Written request
Replace "£34.00" with "£29.00" in the records from the line with "nav-item-in-stock[interactable]: IN STOCK" up to and including the line with "nav-label: ABOUT US (1446, 70, 1557, 94)", and write out only those lines again with everything else unchanged.

The records
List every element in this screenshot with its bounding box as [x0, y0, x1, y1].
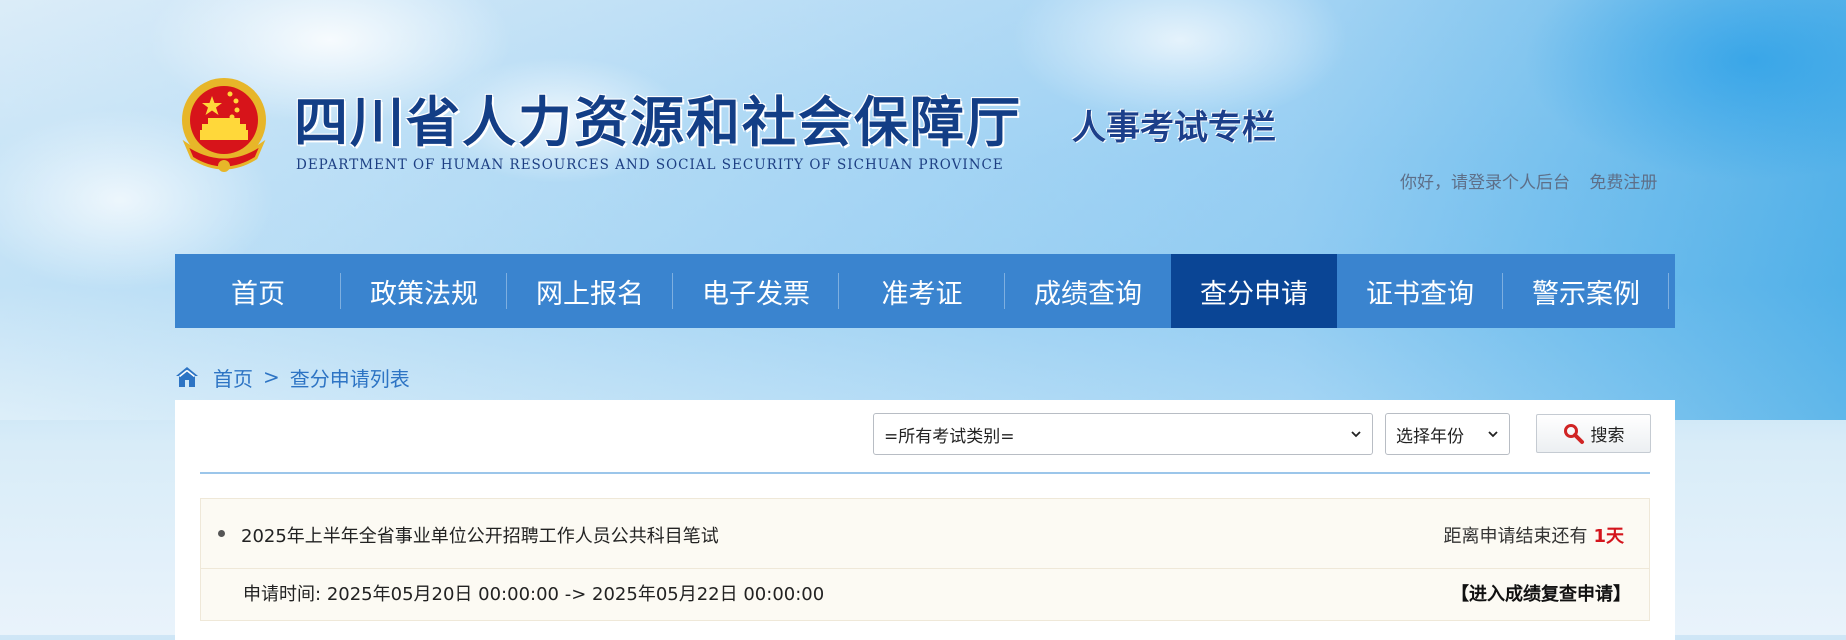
breadcrumb-separator: > — [263, 365, 280, 389]
nav-item-e-invoice[interactable]: 电子发票 — [673, 254, 839, 328]
remaining-label: 距离申请结束还有 — [1443, 526, 1588, 547]
application-period-value: 2025年05月20日 00:00:00 -> 2025年05月22日 00:0… — [326, 584, 825, 605]
nav-item-registration[interactable]: 网上报名 — [507, 254, 673, 328]
breadcrumb-current: 查分申请列表 — [289, 366, 410, 391]
user-links: 你好，请登录个人后台 免费注册 — [1400, 168, 1671, 193]
exam-type-value: =所有考试类别= — [884, 426, 1015, 447]
site-title: 四川省人力资源和社会保障厅 — [294, 90, 1022, 154]
magnifier-icon — [1563, 423, 1584, 444]
national-emblem-icon — [176, 74, 272, 182]
year-value: 选择年份 — [1396, 426, 1464, 447]
site-subtitle: DEPARTMENT OF HUMAN RESOURCES AND SOCIAL… — [296, 157, 1004, 173]
chevron-down-icon — [1488, 431, 1498, 438]
nav-item-score-review[interactable]: 查分申请 — [1171, 254, 1337, 328]
sky-background — [0, 0, 1846, 420]
list-item-header: 2025年上半年全省事业单位公开招聘工作人员公共科目笔试 距离申请结束还有 1天 — [201, 499, 1649, 569]
breadcrumb: 首页 > 查分申请列表 — [175, 362, 410, 392]
breadcrumb-home[interactable]: 首页 — [213, 363, 253, 392]
nav-item-score-query[interactable]: 成绩查询 — [1005, 254, 1171, 328]
application-period: 申请时间: 2025年05月20日 00:00:00 -> 2025年05月22… — [243, 580, 824, 606]
enter-review-link[interactable]: 【进入成绩复查申请】 — [1451, 580, 1631, 606]
login-link[interactable]: 你好，请登录个人后台 — [1400, 173, 1570, 193]
exam-type-select[interactable]: =所有考试类别= — [873, 413, 1373, 455]
search-button-label: 搜索 — [1590, 426, 1625, 446]
year-select[interactable]: 选择年份 — [1385, 413, 1510, 455]
application-period-label: 申请时间: — [243, 584, 322, 605]
nav-item-home[interactable]: 首页 — [175, 254, 341, 328]
bullet-icon — [218, 530, 225, 537]
nav-item-policy[interactable]: 政策法规 — [341, 254, 507, 328]
divider — [200, 472, 1650, 474]
nav-item-certificate-query[interactable]: 证书查询 — [1337, 254, 1503, 328]
remaining-value: 1天 — [1593, 526, 1624, 547]
home-icon[interactable] — [175, 365, 199, 389]
nav-item-warning-cases[interactable]: 警示案例 — [1503, 254, 1669, 328]
chevron-down-icon — [1351, 431, 1361, 438]
nav-item-admission-ticket[interactable]: 准考证 — [839, 254, 1005, 328]
content-panel: =所有考试类别= 选择年份 搜索 2025年上半年全省事业单位公开招聘工作人员公… — [175, 400, 1675, 640]
list-item: 2025年上半年全省事业单位公开招聘工作人员公共科目笔试 距离申请结束还有 1天 … — [200, 498, 1650, 621]
exam-title[interactable]: 2025年上半年全省事业单位公开招聘工作人员公共科目笔试 — [241, 522, 719, 548]
search-button[interactable]: 搜索 — [1536, 414, 1651, 453]
remaining-time: 距离申请结束还有 1天 — [1443, 522, 1624, 548]
register-link[interactable]: 免费注册 — [1589, 173, 1657, 193]
column-title: 人事考试专栏 — [1072, 108, 1276, 148]
main-nav: 首页 政策法规 网上报名 电子发票 准考证 成绩查询 查分申请 证书查询 警示案… — [175, 254, 1675, 328]
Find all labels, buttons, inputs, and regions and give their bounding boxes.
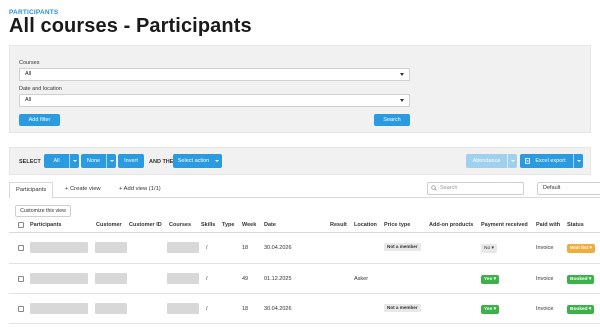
add-filter-button[interactable]: Add filter [19,114,60,126]
participant-name-redacted[interactable] [30,303,88,314]
date-location-select[interactable]: All [19,94,410,107]
date-location-label: Date and location [19,86,62,92]
column-header[interactable]: Skills [201,222,215,228]
search-icon [431,185,437,191]
type-cell: / [206,306,208,312]
chevron-down-icon [400,99,404,102]
course-redacted[interactable] [167,273,199,284]
select-action-label: Select action [177,158,210,164]
column-header[interactable]: Participants [30,222,61,228]
courses-select-value: All [25,71,32,77]
divider [9,293,600,294]
attendance-label: Attendance [472,158,501,164]
date-cell: 01.12.2025 [264,276,292,282]
course-redacted[interactable] [167,303,199,314]
status-dropdown[interactable]: Wait list ▾ [567,244,595,253]
attendance-button[interactable]: Attendance [466,154,517,168]
date-cell: 30.04.2026 [264,306,292,312]
participant-name-redacted[interactable] [30,242,88,253]
chevron-down-icon[interactable] [507,154,517,168]
row-checkbox[interactable] [18,276,24,282]
column-header[interactable]: Courses [169,222,191,228]
location-cell: Asker [354,276,369,282]
payment-value: Yes [484,307,493,312]
type-cell: / [206,245,208,251]
payment-dropdown[interactable]: No ▾ [481,244,497,253]
invert-button[interactable]: Invert [118,154,144,168]
row-checkbox[interactable] [18,245,24,251]
column-header[interactable]: Location [354,222,377,228]
excel-export-label: Excel export [535,158,566,164]
status-value: Booked [570,307,588,312]
courses-label: Courses [19,60,40,66]
column-header[interactable]: Paid with [536,222,560,228]
column-header[interactable]: Type [222,222,234,228]
document-icon [525,158,530,164]
date-location-select-value: All [25,97,32,103]
column-header[interactable]: Result [330,222,347,228]
column-header[interactable]: Date [264,222,276,228]
paid-with-cell: Invoice [536,245,554,251]
select-none-label: None [86,158,101,164]
customer-redacted[interactable] [95,242,127,253]
status-dropdown[interactable]: Booked ▾ [567,275,595,284]
chevron-down-icon[interactable] [573,154,583,168]
week-cell: 18 [242,306,249,312]
date-cell: 30.04.2026 [264,245,292,251]
price-type-badge: Not a member [384,304,421,312]
select-all-checkbox[interactable] [18,222,24,228]
column-header[interactable]: Customer [96,222,122,228]
column-header[interactable]: Payment received [481,222,528,228]
chevron-down-icon[interactable] [69,154,79,168]
status-value: Booked [570,277,588,282]
courses-select[interactable]: All [19,68,410,81]
paid-with-cell: Invoice [536,276,554,282]
select-all-label: All [53,158,60,164]
select-none-button[interactable]: None [81,154,116,168]
column-header[interactable]: Status [567,222,584,228]
column-header[interactable]: Price type [384,222,410,228]
search-placeholder: Search [440,185,458,191]
filter-panel: Courses All Date and location All Add fi… [9,45,591,133]
tab-create-view[interactable]: + Create view [65,182,101,198]
row-checkbox[interactable] [18,306,24,312]
column-header[interactable]: Week [242,222,256,228]
status-value: Wait list [570,246,589,251]
payment-value: No [484,246,491,251]
paid-with-cell: Invoice [536,306,554,312]
column-header[interactable]: Customer ID [129,222,162,228]
page-title: All courses - Participants [9,15,252,37]
customer-redacted[interactable] [95,273,127,284]
course-redacted[interactable] [167,242,199,253]
select-action-button[interactable]: Select action [173,154,222,168]
status-dropdown[interactable]: Booked ▾ [567,305,595,314]
type-cell: / [206,276,208,282]
divider [9,232,600,233]
bulk-action-bar: SELECT All None Invert AND THEN Select a… [9,147,591,175]
select-all-button[interactable]: All [44,154,79,168]
customize-view-button[interactable]: Customize this view [15,205,71,217]
chevron-down-icon[interactable] [106,154,116,168]
divider [9,323,600,324]
week-cell: 18 [242,245,249,251]
column-header[interactable]: Add-on products [429,222,473,228]
excel-export-button[interactable]: Excel export [520,154,583,168]
tab-participants[interactable]: Participants [9,182,54,199]
chevron-down-icon [400,73,404,76]
price-type-badge: Not a member [384,243,421,251]
tab-add-view[interactable]: + Add view (1/1) [119,182,161,198]
participant-name-redacted[interactable] [30,273,88,284]
table-search-input[interactable]: Search [427,182,524,195]
divider [9,263,600,264]
customer-redacted[interactable] [95,303,127,314]
week-cell: 49 [242,276,249,282]
payment-value: Yes [484,277,493,282]
select-label: SELECT [19,159,41,165]
view-select[interactable]: Default [537,182,600,195]
payment-dropdown[interactable]: Yes ▾ [481,305,500,314]
chevron-down-icon [212,154,222,168]
payment-dropdown[interactable]: Yes ▾ [481,275,500,284]
search-button[interactable]: Search [374,114,410,126]
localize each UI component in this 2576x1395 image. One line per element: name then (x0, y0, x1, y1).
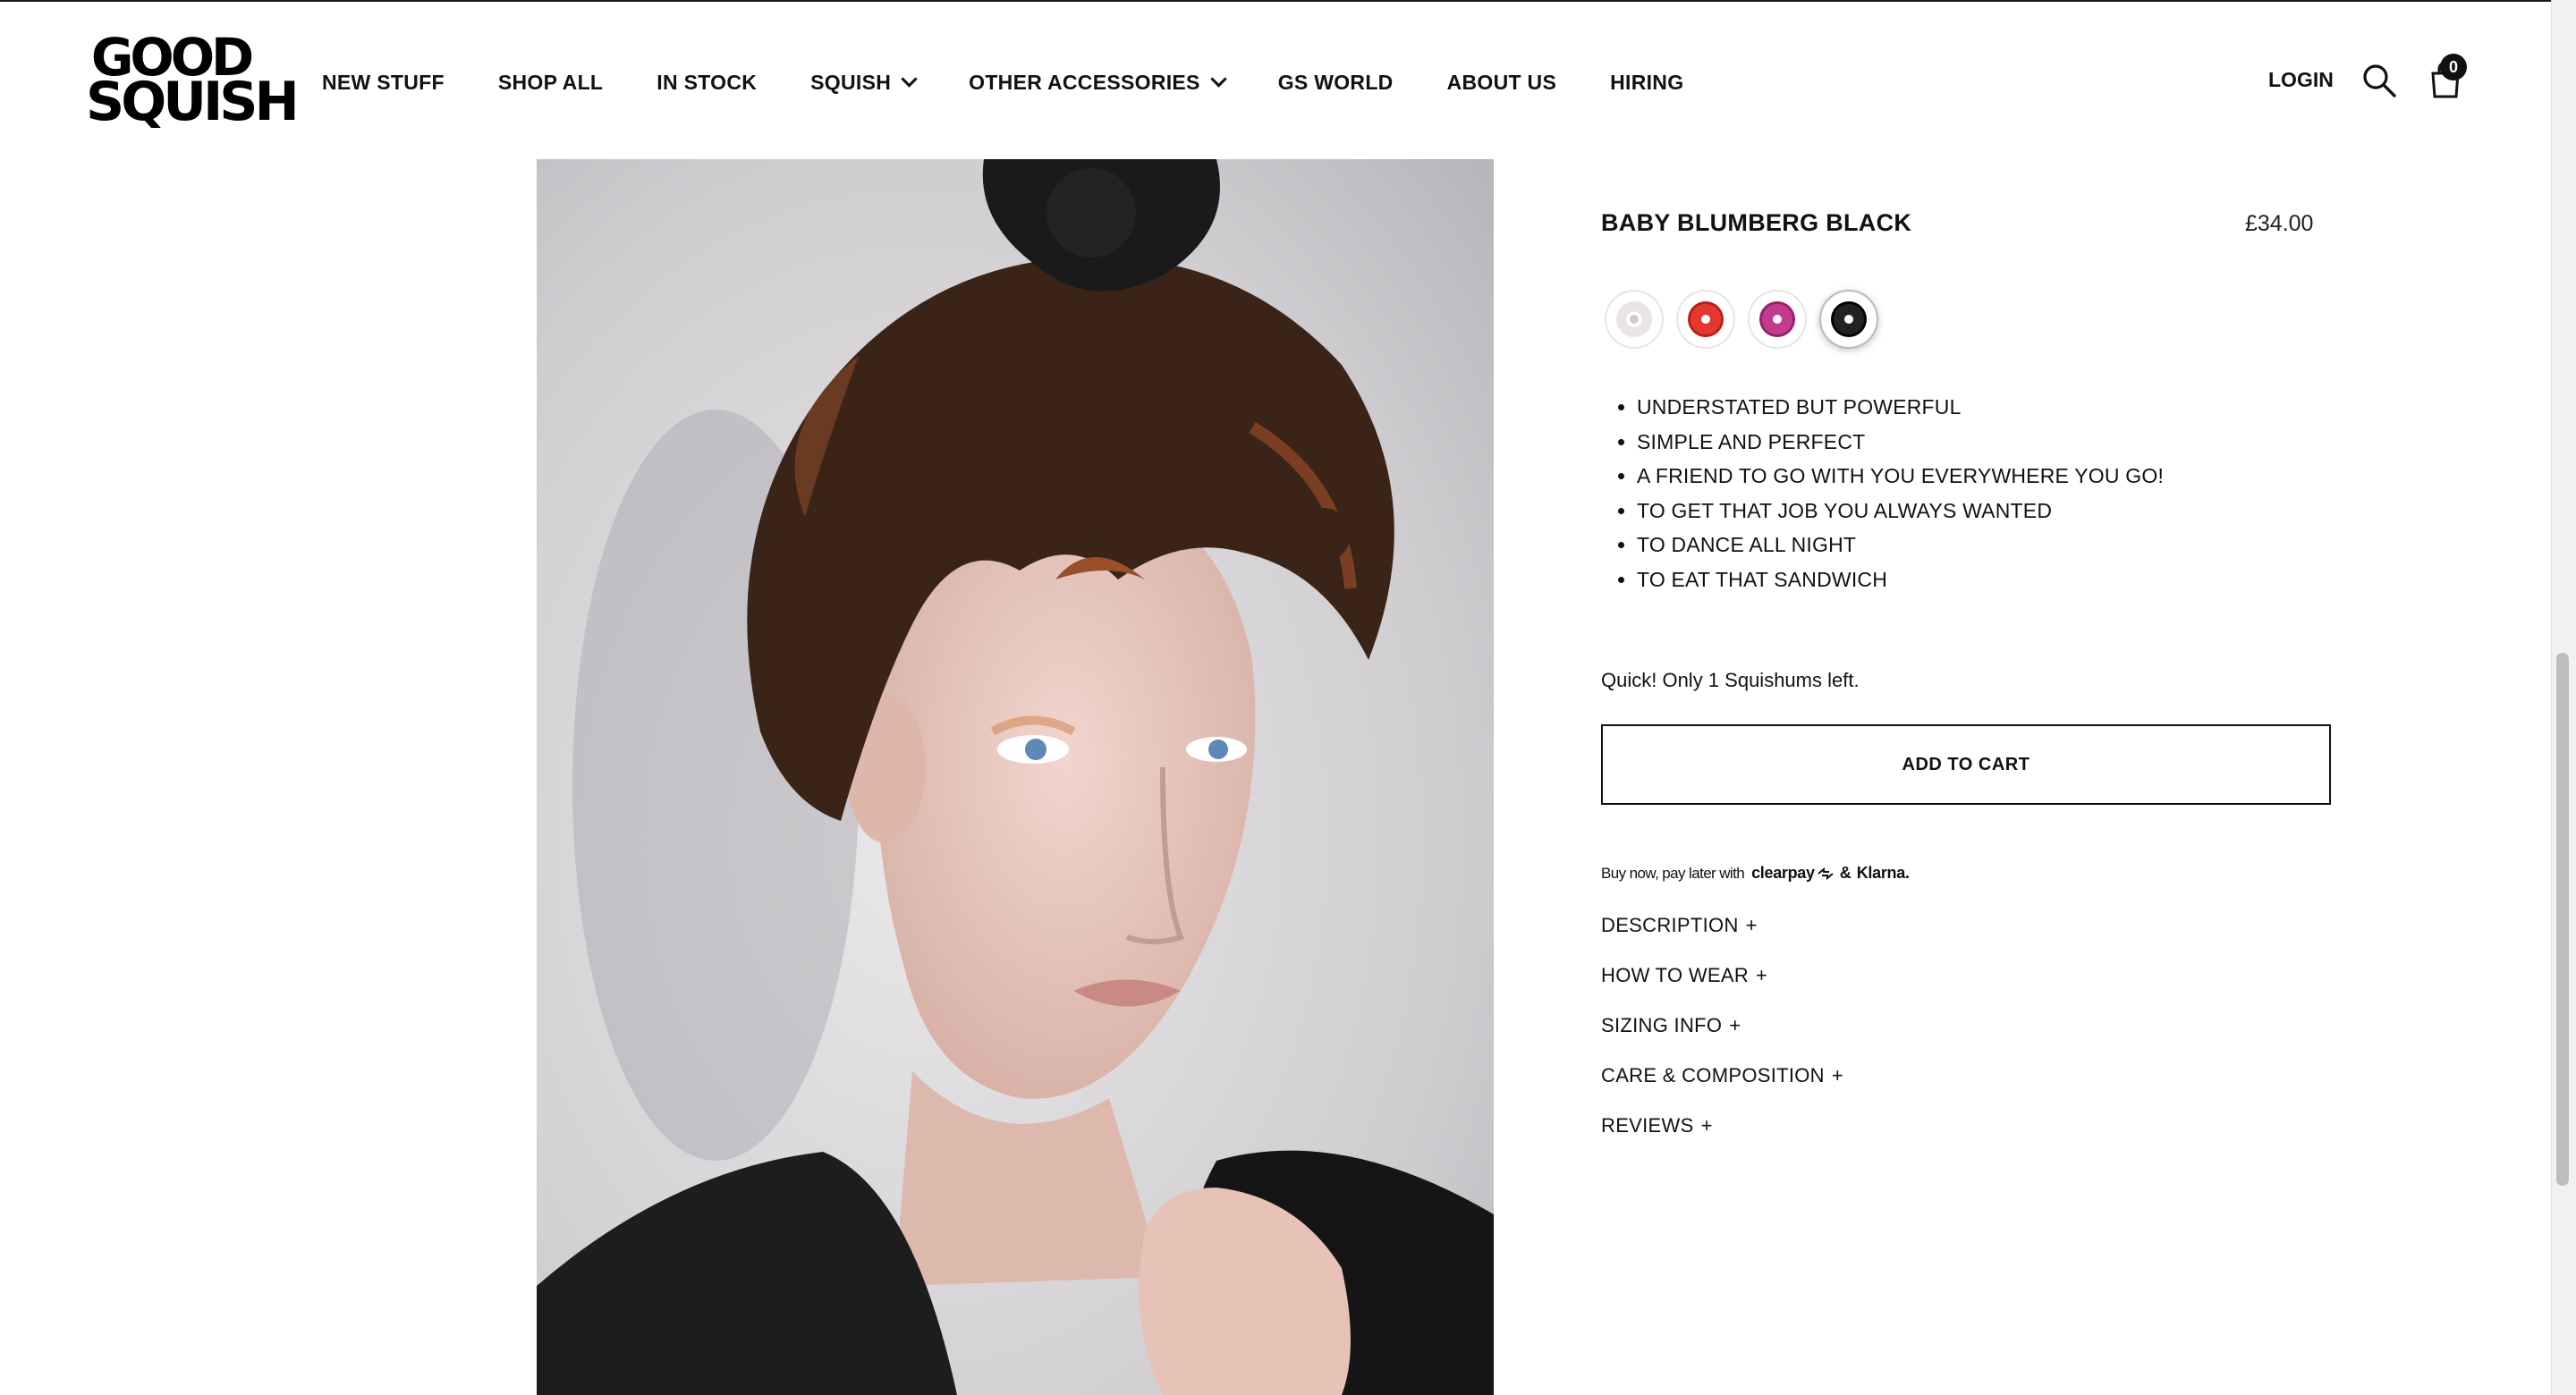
nav-item-in-stock[interactable]: IN STOCK (657, 71, 757, 95)
nav-item-hiring[interactable]: HIRING (1610, 71, 1683, 95)
product-price: £34.00 (2245, 211, 2314, 236)
nav-item-gs-world[interactable]: GS WORLD (1278, 71, 1394, 95)
nav-label: ABOUT US (1446, 70, 1557, 94)
nav-item-shop-all[interactable]: SHOP ALL (498, 71, 603, 95)
swatch-center-dot (1630, 315, 1639, 324)
clearpay-arrows-icon (1818, 867, 1834, 880)
logo-text-line2: SQUISH (86, 71, 300, 133)
swatch-center-dot (1773, 315, 1782, 324)
add-to-cart-button[interactable]: ADD TO CART (1601, 724, 2331, 805)
accordion-how-to-wear[interactable]: HOW TO WEAR + (1601, 964, 1843, 1014)
list-item: SIMPLE AND PERFECT (1637, 425, 2164, 460)
ampersand: & (1839, 864, 1852, 882)
list-item: TO EAT THAT SANDWICH (1637, 562, 2164, 597)
site-header: GOOD SQUISH NEW STUFF SHOP ALL IN STOCK … (0, 2, 2576, 157)
nav-label: IN STOCK (657, 70, 758, 94)
nav-item-about-us[interactable]: ABOUT US (1447, 71, 1557, 95)
accordion-label: REVIEWS (1601, 1114, 1694, 1137)
nav-label: SQUISH (810, 70, 892, 94)
swatch-white[interactable] (1606, 292, 1662, 347)
page-scrollbar-thumb[interactable] (2556, 653, 2569, 1186)
feature-list: UNDERSTATED BUT POWERFUL SIMPLE AND PERF… (1601, 390, 2164, 596)
accordion-label: HOW TO WEAR (1601, 964, 1750, 986)
accordion-reviews[interactable]: REVIEWS + (1601, 1114, 1843, 1164)
plus-icon: + (1831, 1064, 1844, 1086)
swatch-red[interactable] (1678, 292, 1733, 347)
nav-item-other-accessories[interactable]: OTHER ACCESSORIES (969, 70, 1227, 95)
accordion-label: DESCRIPTION (1601, 914, 1739, 936)
accordion-label: SIZING INFO (1601, 1014, 1723, 1036)
pay-later-text: Buy now, pay later with (1601, 864, 1745, 882)
product-photo[interactable] (537, 159, 1494, 1395)
swatch-center-dot (1844, 315, 1853, 324)
plus-icon: + (1729, 1014, 1741, 1036)
plus-icon: + (1700, 1114, 1713, 1137)
swatch-center-dot (1701, 315, 1710, 324)
swatch-black-selected[interactable] (1821, 292, 1877, 347)
nav-label: OTHER ACCESSORIES (969, 70, 1200, 94)
plus-icon: + (1756, 964, 1768, 986)
list-item: TO DANCE ALL NIGHT (1637, 528, 2164, 562)
accordion-care-composition[interactable]: CARE & COMPOSITION + (1601, 1064, 1843, 1114)
klarna-logo: Klarna. (1856, 864, 1910, 882)
search-icon[interactable] (2361, 63, 2397, 98)
model-photo-illustration (537, 159, 1494, 1395)
login-link[interactable]: LOGIN (2268, 68, 2334, 92)
color-swatches (1606, 292, 1893, 347)
clearpay-logo: clearpay (1751, 864, 1815, 882)
list-item: A FRIEND TO GO WITH YOU EVERYWHERE YOU G… (1637, 459, 2164, 494)
main-nav: NEW STUFF SHOP ALL IN STOCK SQUISH OTHER… (322, 64, 1737, 100)
nav-label: HIRING (1610, 70, 1684, 94)
plus-icon: + (1745, 914, 1758, 936)
stock-note: Quick! Only 1 Squishums left. (1601, 669, 1860, 691)
product-accordion: DESCRIPTION + HOW TO WEAR + SIZING INFO … (1601, 914, 1843, 1164)
pay-later-banner[interactable]: Buy now, pay later with clearpay & Klarn… (1601, 864, 1910, 883)
accordion-description[interactable]: DESCRIPTION + (1601, 914, 1843, 964)
nav-label: NEW STUFF (322, 70, 445, 94)
product-title: BABY BLUMBERG BLACK (1601, 209, 1912, 236)
list-item: UNDERSTATED BUT POWERFUL (1637, 390, 2164, 425)
nav-label: SHOP ALL (497, 70, 604, 94)
swatch-magenta[interactable] (1750, 292, 1805, 347)
list-item: TO GET THAT JOB YOU ALWAYS WANTED (1637, 494, 2164, 528)
nav-item-new-stuff[interactable]: NEW STUFF (322, 71, 445, 95)
nav-label: GS WORLD (1277, 70, 1394, 94)
accordion-label: CARE & COMPOSITION (1601, 1064, 1825, 1086)
cart-count-badge: 0 (2440, 54, 2467, 80)
good-squish-logo[interactable]: GOOD SQUISH (86, 31, 300, 133)
chevron-down-icon (1210, 70, 1227, 88)
accordion-sizing-info[interactable]: SIZING INFO + (1601, 1014, 1843, 1064)
nav-item-squish[interactable]: SQUISH (810, 70, 918, 95)
chevron-down-icon (901, 70, 918, 88)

The response
nav-item-in-stock[interactable]: IN STOCK (657, 71, 757, 95)
nav-item-hiring[interactable]: HIRING (1610, 71, 1683, 95)
product-price: £29.00 (2245, 211, 2314, 236)
nav-item-gs-world[interactable]: GS WORLD (1278, 71, 1394, 95)
nav-label: ABOUT US (1446, 70, 1557, 94)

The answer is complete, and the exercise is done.